▸ Your objective: Find and copy lines holding "icon".
-- Start Provided records --
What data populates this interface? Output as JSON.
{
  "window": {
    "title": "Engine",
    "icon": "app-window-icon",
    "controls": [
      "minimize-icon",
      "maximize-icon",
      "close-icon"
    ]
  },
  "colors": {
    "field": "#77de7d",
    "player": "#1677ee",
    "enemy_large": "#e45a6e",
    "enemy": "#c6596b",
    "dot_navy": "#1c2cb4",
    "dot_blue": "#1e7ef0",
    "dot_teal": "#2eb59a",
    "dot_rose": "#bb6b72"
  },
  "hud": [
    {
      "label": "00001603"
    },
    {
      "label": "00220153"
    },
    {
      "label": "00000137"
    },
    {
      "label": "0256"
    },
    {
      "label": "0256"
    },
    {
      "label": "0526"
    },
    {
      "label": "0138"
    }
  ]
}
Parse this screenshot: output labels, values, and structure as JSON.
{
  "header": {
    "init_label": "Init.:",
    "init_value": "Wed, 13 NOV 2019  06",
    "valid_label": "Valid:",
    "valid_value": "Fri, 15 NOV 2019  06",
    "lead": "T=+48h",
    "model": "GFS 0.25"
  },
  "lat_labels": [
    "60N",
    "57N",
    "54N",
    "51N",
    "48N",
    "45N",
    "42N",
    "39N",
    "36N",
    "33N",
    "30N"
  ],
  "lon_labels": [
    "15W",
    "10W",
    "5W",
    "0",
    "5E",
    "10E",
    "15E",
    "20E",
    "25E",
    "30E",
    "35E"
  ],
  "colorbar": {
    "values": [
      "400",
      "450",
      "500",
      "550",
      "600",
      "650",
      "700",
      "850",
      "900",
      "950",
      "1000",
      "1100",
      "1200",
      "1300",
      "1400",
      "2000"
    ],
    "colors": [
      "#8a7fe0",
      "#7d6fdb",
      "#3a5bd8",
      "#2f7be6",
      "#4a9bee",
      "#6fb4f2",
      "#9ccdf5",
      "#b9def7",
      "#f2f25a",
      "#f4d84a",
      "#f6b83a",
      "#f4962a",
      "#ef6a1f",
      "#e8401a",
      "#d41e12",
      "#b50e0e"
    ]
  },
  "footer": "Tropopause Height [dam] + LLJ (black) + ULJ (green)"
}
-- End Provided records --
▸ Answer to the task:
    "icon": "app-window-icon",
      "minimize-icon",
      "maximize-icon",
      "close-icon"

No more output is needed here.